Would you output the whole listing below, exactly as it reads?
::: Working data
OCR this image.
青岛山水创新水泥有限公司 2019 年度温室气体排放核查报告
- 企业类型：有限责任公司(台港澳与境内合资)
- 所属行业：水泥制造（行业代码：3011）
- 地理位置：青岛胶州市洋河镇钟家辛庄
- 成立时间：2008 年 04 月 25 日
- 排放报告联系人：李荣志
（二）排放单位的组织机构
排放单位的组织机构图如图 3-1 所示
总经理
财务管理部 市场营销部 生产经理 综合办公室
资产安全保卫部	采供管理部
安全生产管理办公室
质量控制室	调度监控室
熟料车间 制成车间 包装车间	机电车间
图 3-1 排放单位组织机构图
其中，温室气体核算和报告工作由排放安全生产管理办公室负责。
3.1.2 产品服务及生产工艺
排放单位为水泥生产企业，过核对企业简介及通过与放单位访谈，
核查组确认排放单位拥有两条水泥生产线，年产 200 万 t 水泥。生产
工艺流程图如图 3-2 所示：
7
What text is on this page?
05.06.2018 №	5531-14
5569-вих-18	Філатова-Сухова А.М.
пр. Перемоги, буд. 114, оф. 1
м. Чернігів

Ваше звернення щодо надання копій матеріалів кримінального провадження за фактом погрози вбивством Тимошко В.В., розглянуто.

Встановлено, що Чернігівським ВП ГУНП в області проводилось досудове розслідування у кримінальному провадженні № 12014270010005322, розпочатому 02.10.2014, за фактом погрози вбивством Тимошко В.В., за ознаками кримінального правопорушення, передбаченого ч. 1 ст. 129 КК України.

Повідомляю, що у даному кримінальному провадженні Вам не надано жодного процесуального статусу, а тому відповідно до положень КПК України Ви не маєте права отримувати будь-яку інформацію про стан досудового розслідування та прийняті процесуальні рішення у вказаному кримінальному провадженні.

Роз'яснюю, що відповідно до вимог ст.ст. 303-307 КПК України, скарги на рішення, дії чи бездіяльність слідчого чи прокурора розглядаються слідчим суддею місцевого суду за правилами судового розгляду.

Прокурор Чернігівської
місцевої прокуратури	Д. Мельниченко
::::::
* Response *
OCR this image.
青岛山水创新水泥有限公司 2019 年度温室气体排放核查报告
- 企业类型：有限责任公司(台港澳与境内合资)
- 所属行业：水泥制造（行业代码：3011）
- 地理位置：青岛胶州市洋河镇钟家辛庄
- 成立时间：2008 年 04 月 25 日
- 排放报告联系人：李荣志
（二）排放单位的组织机构
排放单位的组织机构图如图 3-1 所示
总经理
财务管理部 市场营销部 生产经理 综合办公室
资产安全保卫部	采供管理部
安全生产管理办公室
质量控制室	调度监控室
熟料车间 制成车间 包装车间	机电车间
图 3-1 排放单位组织机构图
其中，温室气体核算和报告工作由排放安全生产管理办公室负责。
3.1.2 产品服务及生产工艺
排放单位为水泥生产企业，过核对企业简介及通过与放单位访谈，
核查组确认排放单位拥有两条水泥生产线，年产 200 万 t 水泥。生产
工艺流程图如图 3-2 所示：
7
What text is on this page?
05.06.2018 №	5531-14
5569-вих-18	Філатова-Сухова А.М.
пр. Перемоги, буд. 114, оф. 1
м. Чернігів

Ваше звернення щодо надання копій матеріалів кримінального провадження за фактом погрози вбивством Тимошко В.В., розглянуто.

Встановлено, що Чернігівським ВП ГУНП в області проводилось досудове розслідування у кримінальному провадженні № 12014270010005322, розпочатому 02.10.2014, за фактом погрози вбивством Тимошко В.В., за ознаками кримінального правопорушення, передбаченого ч. 1 ст. 129 КК України.

Повідомляю, що у даному кримінальному провадженні Вам не надано жодного процесуального статусу, а тому відповідно до положень КПК України Ви не маєте права отримувати будь-яку інформацію про стан досудового розслідування та прийняті процесуальні рішення у вказаному кримінальному провадженні.

Роз'яснюю, що відповідно до вимог ст.ст. 303-307 КПК України, скарги на рішення, дії чи бездіяльність слідчого чи прокурора розглядаються слідчим суддею місцевого суду за правилами судового розгляду.

Прокурор Чернігівської
місцевої прокуратури	Д. Мельниченко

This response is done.